● Your goal
Write the records out again exactly, leaving no images in.

● Records for this task
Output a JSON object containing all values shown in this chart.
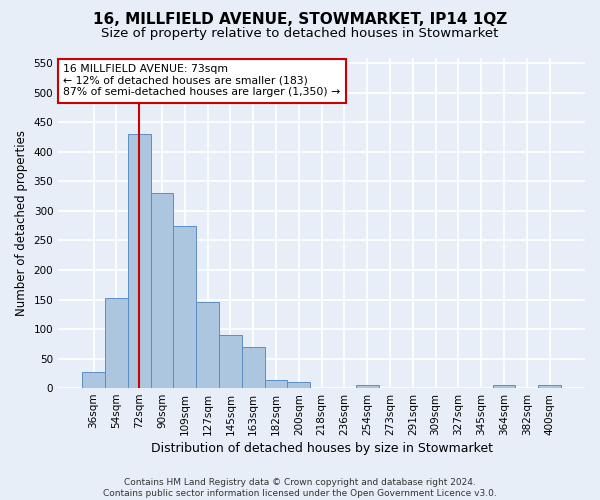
{
  "title": "16, MILLFIELD AVENUE, STOWMARKET, IP14 1QZ",
  "subtitle": "Size of property relative to detached houses in Stowmarket",
  "xlabel": "Distribution of detached houses by size in Stowmarket",
  "ylabel": "Number of detached properties",
  "footer_line1": "Contains HM Land Registry data © Crown copyright and database right 2024.",
  "footer_line2": "Contains public sector information licensed under the Open Government Licence v3.0.",
  "categories": [
    "36sqm",
    "54sqm",
    "72sqm",
    "90sqm",
    "109sqm",
    "127sqm",
    "145sqm",
    "163sqm",
    "182sqm",
    "200sqm",
    "218sqm",
    "236sqm",
    "254sqm",
    "273sqm",
    "291sqm",
    "309sqm",
    "327sqm",
    "345sqm",
    "364sqm",
    "382sqm",
    "400sqm"
  ],
  "values": [
    28,
    153,
    430,
    330,
    275,
    145,
    90,
    70,
    13,
    11,
    0,
    0,
    5,
    0,
    0,
    0,
    0,
    0,
    5,
    0,
    5
  ],
  "bar_color": "#adc6e0",
  "bar_edge_color": "#5b8ec4",
  "vline_x": 2,
  "vline_color": "#cc0000",
  "annotation_line1": "16 MILLFIELD AVENUE: 73sqm",
  "annotation_line2": "← 12% of detached houses are smaller (183)",
  "annotation_line3": "87% of semi-detached houses are larger (1,350) →",
  "annotation_box_color": "#ffffff",
  "annotation_box_edge": "#cc0000",
  "ylim": [
    0,
    560
  ],
  "yticks": [
    0,
    50,
    100,
    150,
    200,
    250,
    300,
    350,
    400,
    450,
    500,
    550
  ],
  "background_color": "#e8eef7",
  "grid_color": "#ffffff",
  "title_fontsize": 11,
  "subtitle_fontsize": 9.5,
  "ylabel_fontsize": 8.5,
  "xlabel_fontsize": 9,
  "tick_fontsize": 7.5,
  "footer_fontsize": 6.5
}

● Result for this task
Output a JSON object containing all values shown in this chart.
{
  "title": "16, MILLFIELD AVENUE, STOWMARKET, IP14 1QZ",
  "subtitle": "Size of property relative to detached houses in Stowmarket",
  "xlabel": "Distribution of detached houses by size in Stowmarket",
  "ylabel": "Number of detached properties",
  "footer_line1": "Contains HM Land Registry data © Crown copyright and database right 2024.",
  "footer_line2": "Contains public sector information licensed under the Open Government Licence v3.0.",
  "categories": [
    "36sqm",
    "54sqm",
    "72sqm",
    "90sqm",
    "109sqm",
    "127sqm",
    "145sqm",
    "163sqm",
    "182sqm",
    "200sqm",
    "218sqm",
    "236sqm",
    "254sqm",
    "273sqm",
    "291sqm",
    "309sqm",
    "327sqm",
    "345sqm",
    "364sqm",
    "382sqm",
    "400sqm"
  ],
  "values": [
    28,
    153,
    430,
    330,
    275,
    145,
    90,
    70,
    13,
    11,
    0,
    0,
    5,
    0,
    0,
    0,
    0,
    0,
    5,
    0,
    5
  ],
  "bar_color": "#adc6e0",
  "bar_edge_color": "#5b8ec4",
  "vline_x": 2,
  "vline_color": "#cc0000",
  "annotation_line1": "16 MILLFIELD AVENUE: 73sqm",
  "annotation_line2": "← 12% of detached houses are smaller (183)",
  "annotation_line3": "87% of semi-detached houses are larger (1,350) →",
  "annotation_box_color": "#ffffff",
  "annotation_box_edge": "#cc0000",
  "ylim": [
    0,
    560
  ],
  "yticks": [
    0,
    50,
    100,
    150,
    200,
    250,
    300,
    350,
    400,
    450,
    500,
    550
  ],
  "background_color": "#e8eef7",
  "grid_color": "#ffffff",
  "title_fontsize": 11,
  "subtitle_fontsize": 9.5,
  "ylabel_fontsize": 8.5,
  "xlabel_fontsize": 9,
  "tick_fontsize": 7.5,
  "footer_fontsize": 6.5
}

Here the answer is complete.